Data provided:
^^^^^^^^^^^^^^^^

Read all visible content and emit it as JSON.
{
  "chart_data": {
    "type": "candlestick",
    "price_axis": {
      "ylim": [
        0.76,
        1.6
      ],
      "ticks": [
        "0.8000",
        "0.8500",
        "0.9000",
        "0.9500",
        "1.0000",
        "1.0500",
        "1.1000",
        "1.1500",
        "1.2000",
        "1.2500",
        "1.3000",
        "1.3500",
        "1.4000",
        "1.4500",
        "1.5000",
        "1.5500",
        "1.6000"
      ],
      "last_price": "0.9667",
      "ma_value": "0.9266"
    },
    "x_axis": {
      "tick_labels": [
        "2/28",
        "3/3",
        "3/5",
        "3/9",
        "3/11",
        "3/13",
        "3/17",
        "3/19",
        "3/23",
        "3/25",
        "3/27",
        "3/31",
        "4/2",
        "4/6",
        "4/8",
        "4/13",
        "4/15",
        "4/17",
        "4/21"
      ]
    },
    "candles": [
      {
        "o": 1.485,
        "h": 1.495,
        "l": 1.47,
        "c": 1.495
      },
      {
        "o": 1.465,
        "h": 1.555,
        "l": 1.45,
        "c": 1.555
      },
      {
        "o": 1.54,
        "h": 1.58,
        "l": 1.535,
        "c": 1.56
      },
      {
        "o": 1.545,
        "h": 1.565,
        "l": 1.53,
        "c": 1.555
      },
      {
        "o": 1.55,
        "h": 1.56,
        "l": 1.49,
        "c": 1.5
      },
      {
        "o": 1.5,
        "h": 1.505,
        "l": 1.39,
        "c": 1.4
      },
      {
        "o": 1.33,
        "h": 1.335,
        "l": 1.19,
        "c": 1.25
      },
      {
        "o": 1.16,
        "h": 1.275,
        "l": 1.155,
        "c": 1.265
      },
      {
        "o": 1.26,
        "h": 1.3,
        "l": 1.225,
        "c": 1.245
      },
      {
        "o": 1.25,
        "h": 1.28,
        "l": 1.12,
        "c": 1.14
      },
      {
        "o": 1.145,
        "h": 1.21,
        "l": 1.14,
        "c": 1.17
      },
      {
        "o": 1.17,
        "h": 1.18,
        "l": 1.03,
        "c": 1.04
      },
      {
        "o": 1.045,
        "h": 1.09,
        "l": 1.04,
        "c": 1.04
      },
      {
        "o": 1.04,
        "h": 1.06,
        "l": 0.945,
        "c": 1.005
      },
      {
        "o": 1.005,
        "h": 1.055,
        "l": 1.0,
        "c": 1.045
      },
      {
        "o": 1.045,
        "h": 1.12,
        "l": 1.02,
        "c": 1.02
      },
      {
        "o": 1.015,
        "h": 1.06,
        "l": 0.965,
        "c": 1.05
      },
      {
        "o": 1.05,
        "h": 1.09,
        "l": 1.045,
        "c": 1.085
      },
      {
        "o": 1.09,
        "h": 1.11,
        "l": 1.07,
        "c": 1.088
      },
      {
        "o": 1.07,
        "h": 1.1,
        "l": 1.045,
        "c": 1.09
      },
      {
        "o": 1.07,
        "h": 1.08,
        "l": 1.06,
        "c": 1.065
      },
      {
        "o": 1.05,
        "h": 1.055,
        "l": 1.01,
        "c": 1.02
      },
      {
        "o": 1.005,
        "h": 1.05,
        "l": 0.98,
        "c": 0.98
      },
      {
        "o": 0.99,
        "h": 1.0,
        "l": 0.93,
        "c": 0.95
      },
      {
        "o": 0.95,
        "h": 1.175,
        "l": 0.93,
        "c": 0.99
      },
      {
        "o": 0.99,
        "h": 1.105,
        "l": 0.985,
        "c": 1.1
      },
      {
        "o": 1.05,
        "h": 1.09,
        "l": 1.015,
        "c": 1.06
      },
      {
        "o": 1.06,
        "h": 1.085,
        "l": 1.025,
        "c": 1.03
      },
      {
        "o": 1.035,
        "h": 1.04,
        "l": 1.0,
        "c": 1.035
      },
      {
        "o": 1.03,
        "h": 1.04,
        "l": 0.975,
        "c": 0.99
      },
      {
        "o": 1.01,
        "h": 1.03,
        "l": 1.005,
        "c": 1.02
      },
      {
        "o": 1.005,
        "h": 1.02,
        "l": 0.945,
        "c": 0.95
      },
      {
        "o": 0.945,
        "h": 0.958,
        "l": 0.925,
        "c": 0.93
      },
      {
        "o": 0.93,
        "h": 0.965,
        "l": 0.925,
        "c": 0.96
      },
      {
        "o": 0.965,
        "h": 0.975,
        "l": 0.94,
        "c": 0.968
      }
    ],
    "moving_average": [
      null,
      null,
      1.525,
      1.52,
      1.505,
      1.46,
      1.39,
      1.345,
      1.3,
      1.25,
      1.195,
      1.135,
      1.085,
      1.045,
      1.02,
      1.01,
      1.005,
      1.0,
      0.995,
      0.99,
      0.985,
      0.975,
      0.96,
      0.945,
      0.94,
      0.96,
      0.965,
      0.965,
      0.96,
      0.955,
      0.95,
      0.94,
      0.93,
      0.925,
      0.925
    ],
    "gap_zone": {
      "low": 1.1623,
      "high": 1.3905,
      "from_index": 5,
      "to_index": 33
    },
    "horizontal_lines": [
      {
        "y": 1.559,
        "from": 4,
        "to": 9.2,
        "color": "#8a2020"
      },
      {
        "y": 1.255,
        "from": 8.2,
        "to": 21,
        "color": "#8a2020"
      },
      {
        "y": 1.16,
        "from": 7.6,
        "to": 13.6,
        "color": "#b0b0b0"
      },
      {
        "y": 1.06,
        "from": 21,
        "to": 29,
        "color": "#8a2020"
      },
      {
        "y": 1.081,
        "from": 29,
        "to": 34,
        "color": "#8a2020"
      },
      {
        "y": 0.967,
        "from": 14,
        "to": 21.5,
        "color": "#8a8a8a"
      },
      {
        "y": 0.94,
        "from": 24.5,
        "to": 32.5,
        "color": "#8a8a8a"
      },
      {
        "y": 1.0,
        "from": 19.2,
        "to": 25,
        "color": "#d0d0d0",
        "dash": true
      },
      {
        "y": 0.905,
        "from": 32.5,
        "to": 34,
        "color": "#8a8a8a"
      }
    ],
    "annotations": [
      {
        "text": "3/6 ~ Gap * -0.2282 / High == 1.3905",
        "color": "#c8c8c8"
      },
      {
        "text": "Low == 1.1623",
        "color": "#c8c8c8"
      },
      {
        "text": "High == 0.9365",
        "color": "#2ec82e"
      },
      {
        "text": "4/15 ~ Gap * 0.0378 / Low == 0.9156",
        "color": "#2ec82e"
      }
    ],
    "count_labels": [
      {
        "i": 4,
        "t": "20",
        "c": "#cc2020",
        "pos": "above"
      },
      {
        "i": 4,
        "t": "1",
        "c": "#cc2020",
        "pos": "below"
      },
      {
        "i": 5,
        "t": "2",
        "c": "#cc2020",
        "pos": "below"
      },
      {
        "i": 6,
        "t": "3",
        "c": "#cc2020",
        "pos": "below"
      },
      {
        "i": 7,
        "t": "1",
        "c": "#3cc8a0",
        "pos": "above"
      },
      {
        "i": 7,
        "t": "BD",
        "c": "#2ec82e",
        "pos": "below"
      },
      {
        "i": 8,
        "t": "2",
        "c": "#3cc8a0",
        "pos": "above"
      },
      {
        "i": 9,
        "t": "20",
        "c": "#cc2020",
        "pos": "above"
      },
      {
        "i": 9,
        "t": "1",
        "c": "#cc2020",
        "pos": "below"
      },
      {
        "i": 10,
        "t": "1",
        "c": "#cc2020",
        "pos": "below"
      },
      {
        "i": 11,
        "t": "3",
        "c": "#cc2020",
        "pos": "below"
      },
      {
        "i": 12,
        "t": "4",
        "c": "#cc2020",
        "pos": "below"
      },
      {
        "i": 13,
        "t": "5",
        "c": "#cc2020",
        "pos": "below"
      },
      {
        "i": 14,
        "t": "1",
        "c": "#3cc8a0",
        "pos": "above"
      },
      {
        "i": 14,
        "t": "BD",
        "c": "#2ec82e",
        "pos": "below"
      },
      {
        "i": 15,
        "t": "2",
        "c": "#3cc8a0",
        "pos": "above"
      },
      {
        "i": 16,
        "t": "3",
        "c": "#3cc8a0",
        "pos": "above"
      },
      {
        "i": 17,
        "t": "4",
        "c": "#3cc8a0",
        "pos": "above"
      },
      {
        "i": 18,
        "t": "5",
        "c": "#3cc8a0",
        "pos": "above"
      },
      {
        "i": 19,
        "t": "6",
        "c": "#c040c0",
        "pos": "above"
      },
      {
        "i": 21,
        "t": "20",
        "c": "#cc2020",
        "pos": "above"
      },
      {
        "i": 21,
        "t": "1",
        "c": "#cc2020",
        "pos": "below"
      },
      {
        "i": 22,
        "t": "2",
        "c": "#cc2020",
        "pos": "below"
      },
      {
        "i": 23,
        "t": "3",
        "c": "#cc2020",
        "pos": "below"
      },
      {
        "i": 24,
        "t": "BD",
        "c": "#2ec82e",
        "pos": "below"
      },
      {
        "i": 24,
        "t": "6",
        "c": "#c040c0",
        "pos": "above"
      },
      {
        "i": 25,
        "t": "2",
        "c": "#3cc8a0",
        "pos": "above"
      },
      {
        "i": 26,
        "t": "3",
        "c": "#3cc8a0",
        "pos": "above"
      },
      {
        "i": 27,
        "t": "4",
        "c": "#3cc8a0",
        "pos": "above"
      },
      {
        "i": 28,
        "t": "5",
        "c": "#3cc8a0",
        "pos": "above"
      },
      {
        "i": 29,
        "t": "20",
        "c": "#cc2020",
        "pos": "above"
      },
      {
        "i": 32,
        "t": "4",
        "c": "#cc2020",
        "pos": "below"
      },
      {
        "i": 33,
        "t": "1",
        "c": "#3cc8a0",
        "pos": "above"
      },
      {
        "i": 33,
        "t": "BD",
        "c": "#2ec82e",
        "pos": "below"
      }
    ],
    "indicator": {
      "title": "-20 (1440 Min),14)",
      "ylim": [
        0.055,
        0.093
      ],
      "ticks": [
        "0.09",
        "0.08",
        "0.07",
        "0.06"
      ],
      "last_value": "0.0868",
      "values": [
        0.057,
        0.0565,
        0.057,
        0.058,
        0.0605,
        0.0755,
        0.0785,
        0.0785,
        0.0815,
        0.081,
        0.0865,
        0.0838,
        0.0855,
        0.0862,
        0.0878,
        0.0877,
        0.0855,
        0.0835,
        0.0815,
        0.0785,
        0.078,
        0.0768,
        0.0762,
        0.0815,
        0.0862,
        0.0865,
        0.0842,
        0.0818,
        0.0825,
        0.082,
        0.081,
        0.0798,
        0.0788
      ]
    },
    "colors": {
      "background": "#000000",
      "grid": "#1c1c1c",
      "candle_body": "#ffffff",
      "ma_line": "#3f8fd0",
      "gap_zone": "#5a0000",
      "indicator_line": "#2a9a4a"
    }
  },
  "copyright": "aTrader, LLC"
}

^^^^^^^^^^^^^^^^

Work to do: Copy every line of the listing that contains the word "text".

Answer:
        "text": "3/6 ~ Gap * -0.2282 / High == 1.3905",
        "text": "Low == 1.1623",
        "text": "High == 0.9365",
        "text": "4/15 ~ Gap * 0.0378 / Low == 0.9156",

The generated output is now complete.